__Task requirements__
Of the lines in the listing below, how many hold "Windows"? Answer with the number only.

━━━━━━━━

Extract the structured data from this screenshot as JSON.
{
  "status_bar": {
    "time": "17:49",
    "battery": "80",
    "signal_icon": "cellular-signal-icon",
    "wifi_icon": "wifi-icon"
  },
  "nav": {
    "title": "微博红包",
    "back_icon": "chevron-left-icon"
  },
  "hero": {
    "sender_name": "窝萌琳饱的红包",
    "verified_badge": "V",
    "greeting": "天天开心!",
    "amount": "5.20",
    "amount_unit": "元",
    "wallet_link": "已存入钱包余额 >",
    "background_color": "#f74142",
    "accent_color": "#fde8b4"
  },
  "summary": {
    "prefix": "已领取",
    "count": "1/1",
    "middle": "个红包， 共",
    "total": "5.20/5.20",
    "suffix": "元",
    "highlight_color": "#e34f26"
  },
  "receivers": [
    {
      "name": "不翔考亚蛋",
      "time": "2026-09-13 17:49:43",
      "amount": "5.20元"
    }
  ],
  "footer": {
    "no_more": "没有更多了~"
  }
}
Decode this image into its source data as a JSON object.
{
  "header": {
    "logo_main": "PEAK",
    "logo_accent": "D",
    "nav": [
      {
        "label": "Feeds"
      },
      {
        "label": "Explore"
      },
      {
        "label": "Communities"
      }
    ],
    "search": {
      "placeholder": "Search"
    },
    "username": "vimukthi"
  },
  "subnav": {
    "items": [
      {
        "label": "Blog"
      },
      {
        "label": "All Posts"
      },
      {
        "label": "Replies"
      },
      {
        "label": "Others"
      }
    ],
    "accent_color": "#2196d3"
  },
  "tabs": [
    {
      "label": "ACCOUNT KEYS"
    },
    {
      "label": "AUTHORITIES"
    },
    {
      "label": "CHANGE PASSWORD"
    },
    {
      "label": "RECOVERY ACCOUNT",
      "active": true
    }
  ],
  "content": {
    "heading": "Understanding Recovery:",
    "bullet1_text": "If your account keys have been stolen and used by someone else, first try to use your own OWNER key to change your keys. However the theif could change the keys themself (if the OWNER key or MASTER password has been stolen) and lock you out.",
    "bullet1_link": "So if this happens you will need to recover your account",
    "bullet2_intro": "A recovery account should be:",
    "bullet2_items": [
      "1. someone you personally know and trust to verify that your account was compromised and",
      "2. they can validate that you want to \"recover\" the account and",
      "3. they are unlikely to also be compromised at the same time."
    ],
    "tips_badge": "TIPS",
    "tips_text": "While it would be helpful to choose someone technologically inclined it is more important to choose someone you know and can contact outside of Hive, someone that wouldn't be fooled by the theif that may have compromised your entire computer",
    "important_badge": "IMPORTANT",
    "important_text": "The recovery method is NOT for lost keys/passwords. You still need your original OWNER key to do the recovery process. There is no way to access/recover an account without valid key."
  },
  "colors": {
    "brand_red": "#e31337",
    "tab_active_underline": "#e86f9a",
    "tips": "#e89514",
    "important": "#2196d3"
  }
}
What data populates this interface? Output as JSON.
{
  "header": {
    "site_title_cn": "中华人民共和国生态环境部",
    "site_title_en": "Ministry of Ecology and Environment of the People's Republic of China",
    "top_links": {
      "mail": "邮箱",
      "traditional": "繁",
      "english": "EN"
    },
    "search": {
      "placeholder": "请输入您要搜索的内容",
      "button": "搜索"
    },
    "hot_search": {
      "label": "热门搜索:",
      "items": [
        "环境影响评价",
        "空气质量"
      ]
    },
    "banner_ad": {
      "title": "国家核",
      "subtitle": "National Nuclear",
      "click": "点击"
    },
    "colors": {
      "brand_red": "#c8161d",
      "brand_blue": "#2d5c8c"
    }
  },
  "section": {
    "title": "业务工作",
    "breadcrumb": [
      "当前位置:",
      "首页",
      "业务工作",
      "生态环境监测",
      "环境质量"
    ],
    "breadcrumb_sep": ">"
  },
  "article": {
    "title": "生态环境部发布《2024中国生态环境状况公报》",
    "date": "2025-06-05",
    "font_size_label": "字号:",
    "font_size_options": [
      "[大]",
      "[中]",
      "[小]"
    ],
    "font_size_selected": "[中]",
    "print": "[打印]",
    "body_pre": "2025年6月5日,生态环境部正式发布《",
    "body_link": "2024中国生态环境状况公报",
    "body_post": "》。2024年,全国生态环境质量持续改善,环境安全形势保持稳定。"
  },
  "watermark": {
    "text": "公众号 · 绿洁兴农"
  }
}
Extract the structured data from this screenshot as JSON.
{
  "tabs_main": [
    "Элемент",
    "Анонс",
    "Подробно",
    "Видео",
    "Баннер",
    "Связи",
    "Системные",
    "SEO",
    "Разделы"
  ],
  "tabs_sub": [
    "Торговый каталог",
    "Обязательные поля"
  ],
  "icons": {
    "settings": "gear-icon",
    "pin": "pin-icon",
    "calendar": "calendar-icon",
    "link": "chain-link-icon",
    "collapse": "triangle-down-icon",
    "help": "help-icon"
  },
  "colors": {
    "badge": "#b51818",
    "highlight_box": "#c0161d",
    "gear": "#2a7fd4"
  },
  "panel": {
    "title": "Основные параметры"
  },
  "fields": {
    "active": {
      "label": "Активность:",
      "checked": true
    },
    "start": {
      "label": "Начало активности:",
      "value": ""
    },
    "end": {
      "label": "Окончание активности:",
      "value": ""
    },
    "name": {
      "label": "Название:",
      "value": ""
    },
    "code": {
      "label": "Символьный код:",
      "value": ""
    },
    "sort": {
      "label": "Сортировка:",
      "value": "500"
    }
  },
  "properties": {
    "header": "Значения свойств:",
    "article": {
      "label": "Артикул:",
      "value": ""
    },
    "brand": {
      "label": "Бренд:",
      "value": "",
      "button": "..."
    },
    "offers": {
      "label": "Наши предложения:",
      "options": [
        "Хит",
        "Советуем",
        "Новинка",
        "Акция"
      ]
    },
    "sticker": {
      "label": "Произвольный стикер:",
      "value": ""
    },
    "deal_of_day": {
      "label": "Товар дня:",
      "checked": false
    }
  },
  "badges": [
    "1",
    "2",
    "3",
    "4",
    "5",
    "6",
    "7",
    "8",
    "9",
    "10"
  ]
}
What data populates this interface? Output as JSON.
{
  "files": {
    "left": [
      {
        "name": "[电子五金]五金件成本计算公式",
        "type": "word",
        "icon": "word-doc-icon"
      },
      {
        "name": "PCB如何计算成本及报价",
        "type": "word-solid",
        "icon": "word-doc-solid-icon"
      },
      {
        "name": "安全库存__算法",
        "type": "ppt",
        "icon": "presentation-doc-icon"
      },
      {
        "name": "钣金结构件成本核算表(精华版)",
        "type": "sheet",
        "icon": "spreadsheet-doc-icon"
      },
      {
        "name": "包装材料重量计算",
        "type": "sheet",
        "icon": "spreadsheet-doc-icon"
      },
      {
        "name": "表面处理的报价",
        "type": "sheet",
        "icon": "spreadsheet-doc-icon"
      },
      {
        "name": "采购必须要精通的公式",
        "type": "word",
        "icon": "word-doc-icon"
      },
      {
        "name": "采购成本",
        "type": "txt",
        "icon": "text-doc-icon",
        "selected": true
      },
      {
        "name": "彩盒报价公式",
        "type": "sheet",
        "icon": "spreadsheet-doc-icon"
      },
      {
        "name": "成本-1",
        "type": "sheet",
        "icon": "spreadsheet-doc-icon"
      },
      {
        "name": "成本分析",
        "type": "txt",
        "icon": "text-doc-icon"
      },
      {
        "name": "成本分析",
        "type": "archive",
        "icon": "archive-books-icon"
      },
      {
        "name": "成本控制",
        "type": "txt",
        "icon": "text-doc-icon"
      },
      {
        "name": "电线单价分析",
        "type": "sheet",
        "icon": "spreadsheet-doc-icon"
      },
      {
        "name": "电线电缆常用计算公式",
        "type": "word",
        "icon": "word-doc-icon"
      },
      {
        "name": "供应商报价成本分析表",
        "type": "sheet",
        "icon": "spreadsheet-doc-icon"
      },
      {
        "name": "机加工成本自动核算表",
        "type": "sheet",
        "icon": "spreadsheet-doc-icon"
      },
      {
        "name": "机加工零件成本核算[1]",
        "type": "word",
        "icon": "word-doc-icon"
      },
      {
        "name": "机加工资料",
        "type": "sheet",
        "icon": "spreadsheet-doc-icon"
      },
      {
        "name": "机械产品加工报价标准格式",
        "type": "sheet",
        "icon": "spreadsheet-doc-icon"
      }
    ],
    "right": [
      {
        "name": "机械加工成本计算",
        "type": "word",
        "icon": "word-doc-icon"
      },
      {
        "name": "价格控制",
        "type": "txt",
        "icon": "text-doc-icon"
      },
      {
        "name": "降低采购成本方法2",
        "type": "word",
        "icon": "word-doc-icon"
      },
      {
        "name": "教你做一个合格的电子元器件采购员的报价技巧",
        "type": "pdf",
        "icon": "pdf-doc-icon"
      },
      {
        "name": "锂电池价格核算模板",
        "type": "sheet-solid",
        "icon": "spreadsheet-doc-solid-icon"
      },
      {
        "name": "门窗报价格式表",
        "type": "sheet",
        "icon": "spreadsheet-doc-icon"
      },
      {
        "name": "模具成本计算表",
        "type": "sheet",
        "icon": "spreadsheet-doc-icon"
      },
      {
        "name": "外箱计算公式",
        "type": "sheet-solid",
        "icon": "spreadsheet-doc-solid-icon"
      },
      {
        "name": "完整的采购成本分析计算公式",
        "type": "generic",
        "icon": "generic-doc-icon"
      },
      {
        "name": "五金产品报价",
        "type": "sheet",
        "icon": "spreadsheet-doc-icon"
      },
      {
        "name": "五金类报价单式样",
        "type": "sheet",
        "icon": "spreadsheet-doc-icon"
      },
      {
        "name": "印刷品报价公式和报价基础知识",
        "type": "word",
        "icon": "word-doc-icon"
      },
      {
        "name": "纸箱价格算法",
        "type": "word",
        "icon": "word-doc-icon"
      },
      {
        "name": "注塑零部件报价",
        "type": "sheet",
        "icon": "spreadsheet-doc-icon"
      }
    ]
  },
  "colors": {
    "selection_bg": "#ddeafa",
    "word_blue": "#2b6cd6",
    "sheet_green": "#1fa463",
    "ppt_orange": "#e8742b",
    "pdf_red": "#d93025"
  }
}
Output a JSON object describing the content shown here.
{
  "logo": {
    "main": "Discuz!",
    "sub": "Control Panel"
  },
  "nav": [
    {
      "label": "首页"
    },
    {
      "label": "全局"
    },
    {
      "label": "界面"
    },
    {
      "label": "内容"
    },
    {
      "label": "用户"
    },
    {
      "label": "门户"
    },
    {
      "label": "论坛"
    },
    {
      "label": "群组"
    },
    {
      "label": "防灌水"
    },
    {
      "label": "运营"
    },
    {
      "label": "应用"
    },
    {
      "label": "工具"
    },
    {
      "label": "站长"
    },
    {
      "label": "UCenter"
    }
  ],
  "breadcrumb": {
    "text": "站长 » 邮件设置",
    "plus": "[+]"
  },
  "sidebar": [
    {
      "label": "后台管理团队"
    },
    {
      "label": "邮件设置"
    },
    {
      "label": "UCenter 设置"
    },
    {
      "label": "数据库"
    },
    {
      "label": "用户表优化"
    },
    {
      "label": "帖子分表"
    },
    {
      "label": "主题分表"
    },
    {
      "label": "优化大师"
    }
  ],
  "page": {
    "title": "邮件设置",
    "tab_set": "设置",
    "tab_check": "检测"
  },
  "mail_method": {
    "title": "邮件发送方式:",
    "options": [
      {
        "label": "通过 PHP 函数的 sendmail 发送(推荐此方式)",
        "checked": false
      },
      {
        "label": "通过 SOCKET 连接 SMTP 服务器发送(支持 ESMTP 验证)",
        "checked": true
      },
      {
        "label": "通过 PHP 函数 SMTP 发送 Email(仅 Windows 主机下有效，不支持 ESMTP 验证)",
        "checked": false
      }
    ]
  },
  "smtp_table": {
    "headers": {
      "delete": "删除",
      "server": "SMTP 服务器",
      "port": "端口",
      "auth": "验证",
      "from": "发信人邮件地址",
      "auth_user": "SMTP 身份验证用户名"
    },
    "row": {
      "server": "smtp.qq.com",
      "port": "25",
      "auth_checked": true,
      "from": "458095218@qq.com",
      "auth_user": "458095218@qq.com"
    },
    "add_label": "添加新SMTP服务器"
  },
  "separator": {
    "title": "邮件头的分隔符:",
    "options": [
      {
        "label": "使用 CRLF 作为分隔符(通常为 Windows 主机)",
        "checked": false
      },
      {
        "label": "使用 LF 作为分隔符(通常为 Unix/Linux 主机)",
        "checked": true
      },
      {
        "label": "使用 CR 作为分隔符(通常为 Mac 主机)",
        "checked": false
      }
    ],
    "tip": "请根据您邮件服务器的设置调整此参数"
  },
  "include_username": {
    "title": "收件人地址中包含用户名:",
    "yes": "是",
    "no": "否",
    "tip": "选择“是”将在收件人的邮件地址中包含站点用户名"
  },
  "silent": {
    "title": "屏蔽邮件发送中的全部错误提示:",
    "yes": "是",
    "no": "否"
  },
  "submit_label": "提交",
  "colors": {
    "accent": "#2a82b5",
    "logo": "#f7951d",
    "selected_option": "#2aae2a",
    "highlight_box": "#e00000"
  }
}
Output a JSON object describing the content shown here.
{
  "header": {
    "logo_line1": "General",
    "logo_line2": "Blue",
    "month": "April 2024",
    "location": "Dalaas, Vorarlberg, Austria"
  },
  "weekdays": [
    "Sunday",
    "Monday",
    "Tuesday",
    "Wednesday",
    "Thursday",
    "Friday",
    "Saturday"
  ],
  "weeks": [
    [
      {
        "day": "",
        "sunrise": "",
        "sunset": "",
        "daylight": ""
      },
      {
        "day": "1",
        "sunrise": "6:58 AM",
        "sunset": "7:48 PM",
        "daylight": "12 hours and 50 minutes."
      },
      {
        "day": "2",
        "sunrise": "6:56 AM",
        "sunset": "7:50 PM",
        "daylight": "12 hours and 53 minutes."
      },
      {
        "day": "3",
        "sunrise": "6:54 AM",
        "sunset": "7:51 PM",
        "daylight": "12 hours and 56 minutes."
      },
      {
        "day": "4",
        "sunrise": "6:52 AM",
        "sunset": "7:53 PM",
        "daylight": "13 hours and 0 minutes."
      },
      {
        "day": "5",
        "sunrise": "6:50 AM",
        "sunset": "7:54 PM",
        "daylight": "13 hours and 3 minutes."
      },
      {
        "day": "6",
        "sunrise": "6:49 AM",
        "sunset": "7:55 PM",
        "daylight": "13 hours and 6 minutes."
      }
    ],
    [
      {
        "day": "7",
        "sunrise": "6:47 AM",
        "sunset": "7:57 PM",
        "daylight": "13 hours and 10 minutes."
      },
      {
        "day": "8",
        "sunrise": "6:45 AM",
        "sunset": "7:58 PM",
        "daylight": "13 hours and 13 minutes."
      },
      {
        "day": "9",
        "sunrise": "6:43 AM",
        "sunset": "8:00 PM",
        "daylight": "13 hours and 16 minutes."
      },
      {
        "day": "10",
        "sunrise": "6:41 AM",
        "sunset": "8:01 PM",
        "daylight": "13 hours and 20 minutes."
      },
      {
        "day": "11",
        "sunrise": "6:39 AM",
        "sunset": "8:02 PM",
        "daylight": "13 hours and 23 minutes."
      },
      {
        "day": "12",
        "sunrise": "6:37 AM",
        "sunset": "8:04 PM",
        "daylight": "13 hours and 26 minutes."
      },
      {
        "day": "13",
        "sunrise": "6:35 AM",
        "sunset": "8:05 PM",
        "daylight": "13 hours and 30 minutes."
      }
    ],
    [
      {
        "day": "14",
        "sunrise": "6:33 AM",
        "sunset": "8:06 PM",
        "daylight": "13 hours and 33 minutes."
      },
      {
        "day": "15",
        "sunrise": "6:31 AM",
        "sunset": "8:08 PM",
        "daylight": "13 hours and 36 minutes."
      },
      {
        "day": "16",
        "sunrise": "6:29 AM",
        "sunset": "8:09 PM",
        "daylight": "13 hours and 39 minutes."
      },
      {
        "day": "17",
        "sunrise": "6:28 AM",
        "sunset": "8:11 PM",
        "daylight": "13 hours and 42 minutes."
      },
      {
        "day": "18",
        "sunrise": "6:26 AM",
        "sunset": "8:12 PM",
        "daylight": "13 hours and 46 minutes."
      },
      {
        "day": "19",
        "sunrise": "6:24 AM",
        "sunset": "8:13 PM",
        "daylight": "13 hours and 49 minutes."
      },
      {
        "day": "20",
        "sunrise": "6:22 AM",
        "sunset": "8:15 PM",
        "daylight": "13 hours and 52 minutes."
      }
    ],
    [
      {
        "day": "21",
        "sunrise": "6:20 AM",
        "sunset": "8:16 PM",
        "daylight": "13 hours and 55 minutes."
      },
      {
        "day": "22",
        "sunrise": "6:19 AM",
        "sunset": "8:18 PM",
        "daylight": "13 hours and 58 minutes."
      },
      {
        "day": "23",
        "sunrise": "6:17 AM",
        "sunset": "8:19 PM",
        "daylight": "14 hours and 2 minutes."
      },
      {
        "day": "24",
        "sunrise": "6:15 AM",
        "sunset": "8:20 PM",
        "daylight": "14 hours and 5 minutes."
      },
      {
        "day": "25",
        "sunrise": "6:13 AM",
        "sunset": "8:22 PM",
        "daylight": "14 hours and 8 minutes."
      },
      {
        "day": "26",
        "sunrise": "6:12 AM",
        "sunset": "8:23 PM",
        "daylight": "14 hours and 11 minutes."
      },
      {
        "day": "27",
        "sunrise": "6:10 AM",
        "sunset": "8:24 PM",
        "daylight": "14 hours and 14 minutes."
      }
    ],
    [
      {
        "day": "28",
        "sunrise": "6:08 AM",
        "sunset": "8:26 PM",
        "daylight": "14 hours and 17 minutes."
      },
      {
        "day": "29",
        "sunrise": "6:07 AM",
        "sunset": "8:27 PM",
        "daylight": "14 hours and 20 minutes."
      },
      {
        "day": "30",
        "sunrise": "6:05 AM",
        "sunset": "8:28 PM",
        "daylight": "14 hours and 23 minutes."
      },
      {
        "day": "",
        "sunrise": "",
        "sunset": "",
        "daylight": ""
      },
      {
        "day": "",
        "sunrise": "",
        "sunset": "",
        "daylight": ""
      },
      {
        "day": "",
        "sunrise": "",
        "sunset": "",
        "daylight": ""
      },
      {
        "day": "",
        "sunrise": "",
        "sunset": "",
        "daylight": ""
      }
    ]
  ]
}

━━━━━━━━

__Full response__
2